Transcribe the listing exactly, leaving out every picture.

* **Record set**:
++++++++++++++++++++

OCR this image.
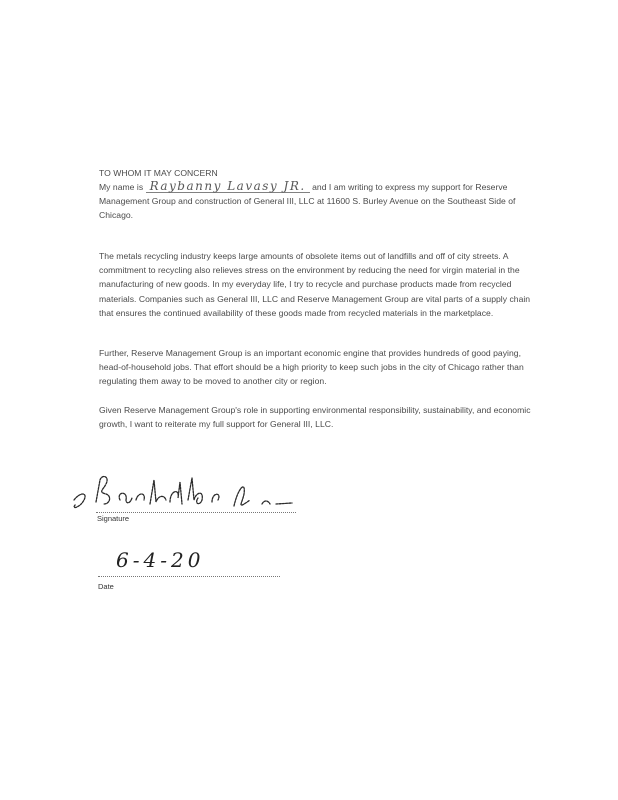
TO WHOM IT MAY CONCERN
My name is Raybanny Lavasy JR. and I am writing to express my support for Reserve Management Group and construction of General III, LLC at 11600 S. Burley Avenue on the Southeast Side of Chicago.
The metals recycling industry keeps large amounts of obsolete items out of landfills and off of city streets. A commitment to recycling also relieves stress on the environment by reducing the need for virgin material in the manufacturing of new goods. In my everyday life, I try to recycle and purchase products made from recycled materials. Companies such as General III, LLC and Reserve Management Group are vital parts of a supply chain that ensures the continued availability of these goods made from recycled materials in the marketplace.
Further, Reserve Management Group is an important economic engine that provides hundreds of good paying, head-of-household jobs. That effort should be a high priority to keep such jobs in the city of Chicago rather than regulating them away to be moved to another city or region.
Given Reserve Management Group's role in supporting environmental responsibility, sustainability, and economic growth, I want to reiterate my full support for General III, LLC.
Signature
6-4-20
Date
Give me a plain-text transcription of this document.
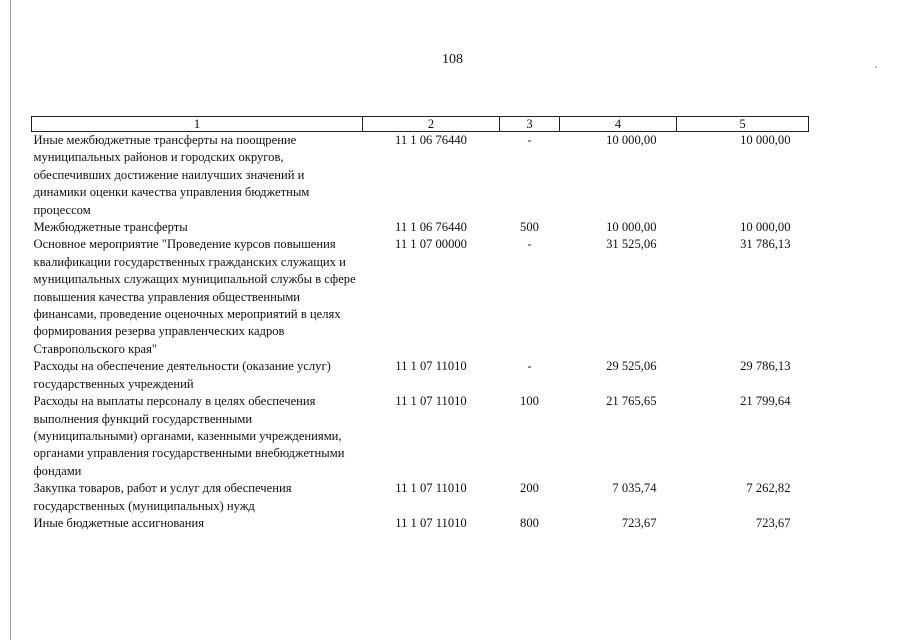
108
1	2	3	4	5
Иные межбюджетные трансферты на поощрение муниципальных районов и городских округов, обеспечивших достижение наилучших значений и динамики оценки качества управления бюджетным процессом	11 1 06 76440	-	10 000,00	10 000,00
Межбюджетные трансферты	11 1 06 76440	500	10 000,00	10 000,00
Основное мероприятие "Проведение курсов повышения квалификации государственных гражданских служащих и муниципальных служащих муниципальной службы в сфере повышения качества управления общественными финансами, проведение оценочных мероприятий в целях формирования резерва управленческих кадров Ставропольского края"	11 1 07 00000	-	31 525,06	31 786,13
Расходы на обеспечение деятельности (оказание услуг) государственных учреждений	11 1 07 11010	-	29 525,06	29 786,13
Расходы на выплаты персоналу в целях обеспечения выполнения функций государственными (муниципальными) органами, казенными учреждениями, органами управления государственными внебюджетными фондами	11 1 07 11010	100	21 765,65	21 799,64
Закупка товаров, работ и услуг для обеспечения государственных (муниципальных) нужд	11 1 07 11010	200	7 035,74	7 262,82
Иные бюджетные ассигнования	11 1 07 11010	800	723,67	723,67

++++++++++++++++++++

* **Output for this exercise**:
OCR this image.
TO WHOM IT MAY CONCERN
My name is Raybanny Lavasy JR. and I am writing to express my support for Reserve Management Group and construction of General III, LLC at 11600 S. Burley Avenue on the Southeast Side of Chicago.
The metals recycling industry keeps large amounts of obsolete items out of landfills and off of city streets. A commitment to recycling also relieves stress on the environment by reducing the need for virgin material in the manufacturing of new goods. In my everyday life, I try to recycle and purchase products made from recycled materials. Companies such as General III, LLC and Reserve Management Group are vital parts of a supply chain that ensures the continued availability of these goods made from recycled materials in the marketplace.
Further, Reserve Management Group is an important economic engine that provides hundreds of good paying, head-of-household jobs. That effort should be a high priority to keep such jobs in the city of Chicago rather than regulating them away to be moved to another city or region.
Given Reserve Management Group's role in supporting environmental responsibility, sustainability, and economic growth, I want to reiterate my full support for General III, LLC.
Signature
6-4-20
Date
Give me a plain-text transcription of this document.
108
1	2	3	4	5
Иные межбюджетные трансферты на поощрение муниципальных районов и городских округов, обеспечивших достижение наилучших значений и динамики оценки качества управления бюджетным процессом	11 1 06 76440	-	10 000,00	10 000,00
Межбюджетные трансферты	11 1 06 76440	500	10 000,00	10 000,00
Основное мероприятие "Проведение курсов повышения квалификации государственных гражданских служащих и муниципальных служащих муниципальной службы в сфере повышения качества управления общественными финансами, проведение оценочных мероприятий в целях формирования резерва управленческих кадров Ставропольского края"	11 1 07 00000	-	31 525,06	31 786,13
Расходы на обеспечение деятельности (оказание услуг) государственных учреждений	11 1 07 11010	-	29 525,06	29 786,13
Расходы на выплаты персоналу в целях обеспечения выполнения функций государственными (муниципальными) органами, казенными учреждениями, органами управления государственными внебюджетными фондами	11 1 07 11010	100	21 765,65	21 799,64
Закупка товаров, работ и услуг для обеспечения государственных (муниципальных) нужд	11 1 07 11010	200	7 035,74	7 262,82
Иные бюджетные ассигнования	11 1 07 11010	800	723,67	723,67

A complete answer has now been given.